[BEGIN EXTRACTED MATERIAL]

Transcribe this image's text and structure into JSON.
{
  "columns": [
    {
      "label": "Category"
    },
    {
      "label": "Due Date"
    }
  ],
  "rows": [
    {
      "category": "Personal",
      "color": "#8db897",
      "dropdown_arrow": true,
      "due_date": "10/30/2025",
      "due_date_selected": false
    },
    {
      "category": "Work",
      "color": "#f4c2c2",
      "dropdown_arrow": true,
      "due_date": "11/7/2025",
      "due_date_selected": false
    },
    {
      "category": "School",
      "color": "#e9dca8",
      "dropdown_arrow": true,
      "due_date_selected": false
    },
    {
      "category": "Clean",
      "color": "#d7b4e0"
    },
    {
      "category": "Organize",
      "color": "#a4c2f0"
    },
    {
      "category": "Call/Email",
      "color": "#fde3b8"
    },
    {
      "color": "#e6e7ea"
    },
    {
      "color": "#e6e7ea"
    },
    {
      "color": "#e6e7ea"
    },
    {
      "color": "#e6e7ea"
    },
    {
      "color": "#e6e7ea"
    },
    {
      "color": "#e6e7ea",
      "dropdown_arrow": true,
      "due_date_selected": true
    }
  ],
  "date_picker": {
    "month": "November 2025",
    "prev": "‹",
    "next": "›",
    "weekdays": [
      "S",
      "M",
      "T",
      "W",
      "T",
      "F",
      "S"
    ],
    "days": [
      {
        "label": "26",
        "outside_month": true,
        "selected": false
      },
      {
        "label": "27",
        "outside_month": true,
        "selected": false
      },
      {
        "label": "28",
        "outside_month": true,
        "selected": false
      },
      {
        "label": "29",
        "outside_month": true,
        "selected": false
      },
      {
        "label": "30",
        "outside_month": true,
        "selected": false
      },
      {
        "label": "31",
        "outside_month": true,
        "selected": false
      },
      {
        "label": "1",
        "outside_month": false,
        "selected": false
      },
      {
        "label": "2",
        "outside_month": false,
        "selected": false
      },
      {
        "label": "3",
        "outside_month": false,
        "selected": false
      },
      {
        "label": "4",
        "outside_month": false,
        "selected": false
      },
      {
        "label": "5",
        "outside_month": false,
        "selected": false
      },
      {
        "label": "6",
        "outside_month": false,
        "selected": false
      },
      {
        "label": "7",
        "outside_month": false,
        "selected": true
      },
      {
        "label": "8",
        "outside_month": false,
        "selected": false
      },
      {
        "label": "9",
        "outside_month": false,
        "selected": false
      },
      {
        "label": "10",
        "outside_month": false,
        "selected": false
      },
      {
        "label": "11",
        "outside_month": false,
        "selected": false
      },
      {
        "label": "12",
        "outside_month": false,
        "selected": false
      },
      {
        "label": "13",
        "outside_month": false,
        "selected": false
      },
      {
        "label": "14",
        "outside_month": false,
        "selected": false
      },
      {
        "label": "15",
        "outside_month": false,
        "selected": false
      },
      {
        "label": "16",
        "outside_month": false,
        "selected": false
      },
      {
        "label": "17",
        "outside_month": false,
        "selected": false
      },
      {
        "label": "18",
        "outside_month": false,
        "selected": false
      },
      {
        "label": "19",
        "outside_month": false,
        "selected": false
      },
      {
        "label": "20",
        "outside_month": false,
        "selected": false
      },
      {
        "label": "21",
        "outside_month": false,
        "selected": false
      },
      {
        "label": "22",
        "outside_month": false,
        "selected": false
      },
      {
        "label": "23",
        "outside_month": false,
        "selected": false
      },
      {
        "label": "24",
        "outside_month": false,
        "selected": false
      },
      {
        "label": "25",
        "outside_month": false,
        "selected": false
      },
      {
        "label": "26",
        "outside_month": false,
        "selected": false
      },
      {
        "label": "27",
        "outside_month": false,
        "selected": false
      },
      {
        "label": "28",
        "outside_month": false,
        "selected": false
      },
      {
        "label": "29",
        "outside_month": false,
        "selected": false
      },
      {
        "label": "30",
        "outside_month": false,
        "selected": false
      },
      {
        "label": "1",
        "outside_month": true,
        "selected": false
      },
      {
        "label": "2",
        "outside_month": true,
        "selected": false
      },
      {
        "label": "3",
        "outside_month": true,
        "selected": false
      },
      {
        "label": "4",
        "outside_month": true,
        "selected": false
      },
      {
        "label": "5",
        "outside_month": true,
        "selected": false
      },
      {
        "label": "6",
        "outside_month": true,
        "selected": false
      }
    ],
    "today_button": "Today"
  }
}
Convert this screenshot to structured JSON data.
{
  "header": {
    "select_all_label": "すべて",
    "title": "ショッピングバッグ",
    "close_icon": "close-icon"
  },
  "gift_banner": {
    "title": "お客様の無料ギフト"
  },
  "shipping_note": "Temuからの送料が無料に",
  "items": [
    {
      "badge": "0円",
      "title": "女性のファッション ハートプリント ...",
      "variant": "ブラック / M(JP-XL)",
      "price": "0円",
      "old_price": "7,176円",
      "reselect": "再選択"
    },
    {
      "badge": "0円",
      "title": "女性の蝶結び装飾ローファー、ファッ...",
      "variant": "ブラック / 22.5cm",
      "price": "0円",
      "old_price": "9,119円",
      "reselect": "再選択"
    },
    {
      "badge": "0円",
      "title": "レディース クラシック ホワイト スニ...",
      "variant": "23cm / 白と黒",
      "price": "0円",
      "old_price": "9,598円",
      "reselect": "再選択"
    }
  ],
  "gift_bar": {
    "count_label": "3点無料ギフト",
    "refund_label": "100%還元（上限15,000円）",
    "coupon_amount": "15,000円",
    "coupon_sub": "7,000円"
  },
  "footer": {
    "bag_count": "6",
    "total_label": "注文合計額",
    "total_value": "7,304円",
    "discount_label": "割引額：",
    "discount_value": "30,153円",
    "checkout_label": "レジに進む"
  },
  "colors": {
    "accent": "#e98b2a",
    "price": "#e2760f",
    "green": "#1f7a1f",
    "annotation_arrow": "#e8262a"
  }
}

[END EXTRACTED MATERIAL]

TASK TO COMPLETE:
State the number of lines in the data that include the string "variant", and add nothing else.

PROBLEM SOLUTION:
3